'''

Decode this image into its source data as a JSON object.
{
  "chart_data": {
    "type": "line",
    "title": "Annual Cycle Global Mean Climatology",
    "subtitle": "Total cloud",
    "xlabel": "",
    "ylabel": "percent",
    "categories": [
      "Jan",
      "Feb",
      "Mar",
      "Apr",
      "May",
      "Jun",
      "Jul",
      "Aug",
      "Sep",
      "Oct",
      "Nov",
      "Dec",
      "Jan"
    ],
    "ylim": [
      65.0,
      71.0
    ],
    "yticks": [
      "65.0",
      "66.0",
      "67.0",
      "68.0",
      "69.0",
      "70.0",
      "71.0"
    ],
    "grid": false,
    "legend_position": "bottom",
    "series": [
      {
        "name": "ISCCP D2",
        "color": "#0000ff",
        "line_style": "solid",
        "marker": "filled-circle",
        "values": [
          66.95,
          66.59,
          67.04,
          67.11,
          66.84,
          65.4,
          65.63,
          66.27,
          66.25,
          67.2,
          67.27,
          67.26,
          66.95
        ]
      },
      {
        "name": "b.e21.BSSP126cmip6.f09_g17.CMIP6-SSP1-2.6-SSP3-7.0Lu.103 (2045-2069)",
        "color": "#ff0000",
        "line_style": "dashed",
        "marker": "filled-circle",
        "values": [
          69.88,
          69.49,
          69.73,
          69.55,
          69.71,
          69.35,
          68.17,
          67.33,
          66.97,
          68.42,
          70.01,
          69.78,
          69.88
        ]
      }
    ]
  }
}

'''

> **The exercise**
Repeat each record exactly, leaving nothing out.

> **Task response**
Decode this image into its source data as a JSON object.
{
  "chart_data": {
    "type": "line",
    "title": "Annual Cycle Global Mean Climatology",
    "subtitle": "Total cloud",
    "xlabel": "",
    "ylabel": "percent",
    "categories": [
      "Jan",
      "Feb",
      "Mar",
      "Apr",
      "May",
      "Jun",
      "Jul",
      "Aug",
      "Sep",
      "Oct",
      "Nov",
      "Dec",
      "Jan"
    ],
    "ylim": [
      65.0,
      71.0
    ],
    "yticks": [
      "65.0",
      "66.0",
      "67.0",
      "68.0",
      "69.0",
      "70.0",
      "71.0"
    ],
    "grid": false,
    "legend_position": "bottom",
    "series": [
      {
        "name": "ISCCP D2",
        "color": "#0000ff",
        "line_style": "solid",
        "marker": "filled-circle",
        "values": [
          66.95,
          66.59,
          67.04,
          67.11,
          66.84,
          65.4,
          65.63,
          66.27,
          66.25,
          67.2,
          67.27,
          67.26,
          66.95
        ]
      },
      {
        "name": "b.e21.BSSP126cmip6.f09_g17.CMIP6-SSP1-2.6-SSP3-7.0Lu.103 (2045-2069)",
        "color": "#ff0000",
        "line_style": "dashed",
        "marker": "filled-circle",
        "values": [
          69.88,
          69.49,
          69.73,
          69.55,
          69.71,
          69.35,
          68.17,
          67.33,
          66.97,
          68.42,
          70.01,
          69.78,
          69.88
        ]
      }
    ]
  }
}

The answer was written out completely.